◆ **Given information**:

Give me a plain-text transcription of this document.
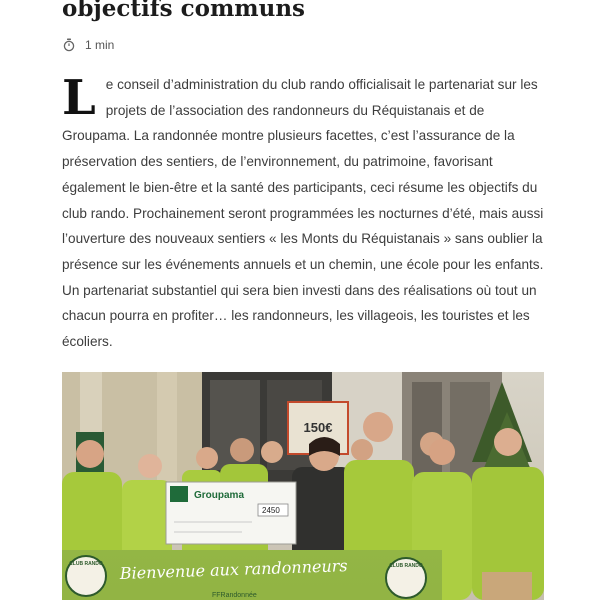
objectifs communs
1 min
L e conseil d’administration du club rando officialisait le partenariat sur les projets de l’association des randonneurs du Réquistanais et de Groupama. La randonnée montre plusieurs facettes, c’est l’assurance de la préservation des sentiers, de l’environnement, du patrimoine, favorisant également le bien-être et la santé des participants, ceci résume les objectifs du club rando. Prochainement seront programmées les nocturnes d’été, mais aussi l’ouverture des nouveaux sentiers « les Monts du Réquistanais » sans oublier la présence sur les événements annuels et un chemin, une école pour les enfants. Un partenariat substantiel qui sera bien investi dans des réalisations où tout un chacun pourra en profiter… les randonneurs, les villageois, les touristes et les écoliers.

150€
Groupama
2450
CLUB RANDO	CLUB RANDO
Bienvenue aux randonneurs
FFRandonnée
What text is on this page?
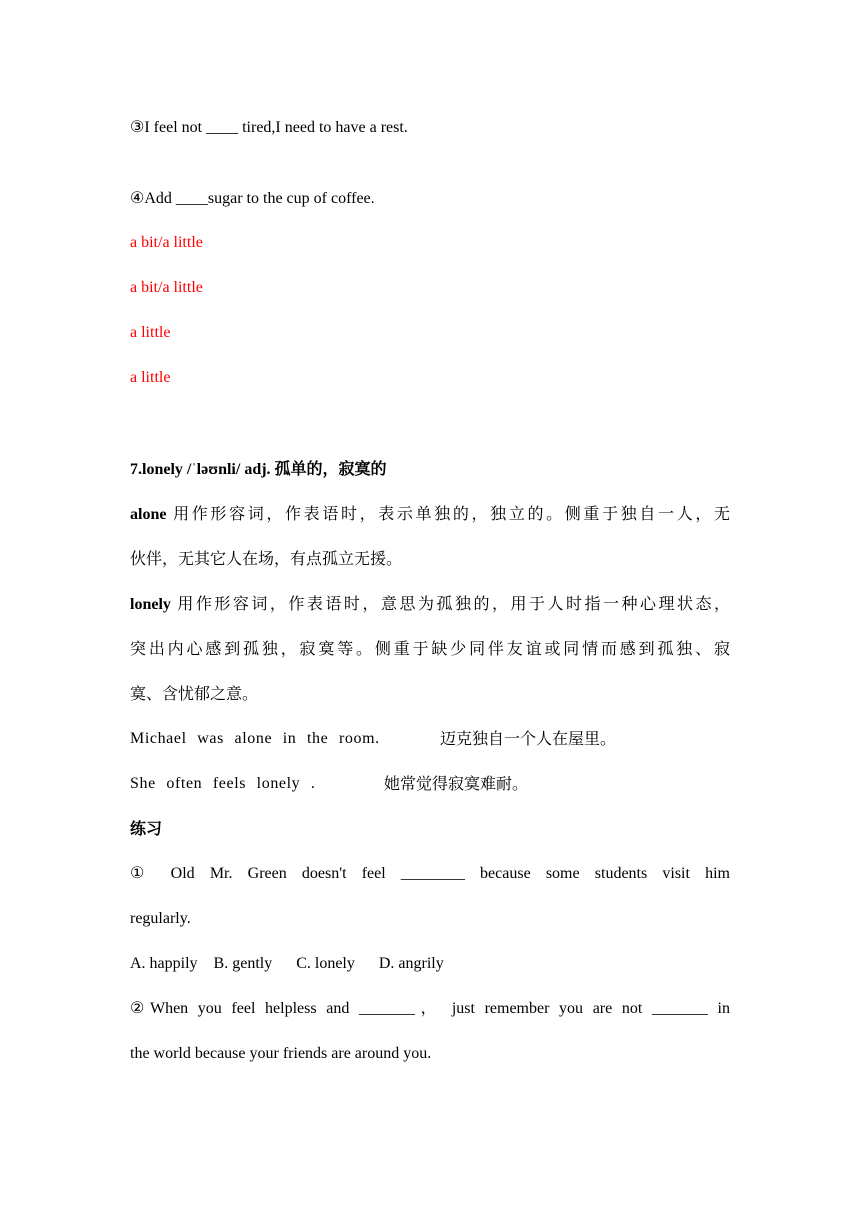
③I feel not ____ tired,I need to have a rest.
④Add ____sugar to the cup of coffee.
a bit/a little
a bit/a little
a little
a little
7.lonely /ˈləʊnli/ adj. 孤单的，寂寞的
alone 用作形容词，作表语时，表示单独的，独立的。侧重于独自一人，无
伙伴，无其它人在场，有点孤立无援。
lonely 用作形容词，作表语时，意思为孤独的，用于人时指一种心理状态，
突出内心感到孤独，寂寞等。侧重于缺少同伴友谊或同情而感到孤独、寂
寞、含忧郁之意。
Michael was alone in the room.	迈克独自一个人在屋里。
She often feels lonely .	她常觉得寂寞难耐。
练习
① Old Mr. Green doesn't feel ________ because some students visit him
regularly.
A. happily    B. gently      C. lonely      D. angrily
②When you feel helpless and _______， just remember you are not _______ in
the world because your friends are around you.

◆ **Written request**: Transcribe each entry precisely as given, leaving the pictures out.

◆ **Result for this task**:
Give me a plain-text transcription of this document.
objectifs communs
1 min
L e conseil d’administration du club rando officialisait le partenariat sur les projets de l’association des randonneurs du Réquistanais et de Groupama. La randonnée montre plusieurs facettes, c’est l’assurance de la préservation des sentiers, de l’environnement, du patrimoine, favorisant également le bien-être et la santé des participants, ceci résume les objectifs du club rando. Prochainement seront programmées les nocturnes d’été, mais aussi l’ouverture des nouveaux sentiers « les Monts du Réquistanais » sans oublier la présence sur les événements annuels et un chemin, une école pour les enfants. Un partenariat substantiel qui sera bien investi dans des réalisations où tout un chacun pourra en profiter… les randonneurs, les villageois, les touristes et les écoliers.

150€
Groupama
2450
CLUB RANDO	CLUB RANDO
Bienvenue aux randonneurs
FFRandonnée
What text is on this page?
③I feel not ____ tired,I need to have a rest.
④Add ____sugar to the cup of coffee.
a bit/a little
a bit/a little
a little
a little
7.lonely /ˈləʊnli/ adj. 孤单的，寂寞的
alone 用作形容词，作表语时，表示单独的，独立的。侧重于独自一人，无
伙伴，无其它人在场，有点孤立无援。
lonely 用作形容词，作表语时，意思为孤独的，用于人时指一种心理状态，
突出内心感到孤独，寂寞等。侧重于缺少同伴友谊或同情而感到孤独、寂
寞、含忧郁之意。
Michael was alone in the room.	迈克独自一个人在屋里。
She often feels lonely .	她常觉得寂寞难耐。
练习
① Old Mr. Green doesn't feel ________ because some students visit him
regularly.
A. happily    B. gently      C. lonely      D. angrily
②When you feel helpless and _______， just remember you are not _______ in
the world because your friends are around you.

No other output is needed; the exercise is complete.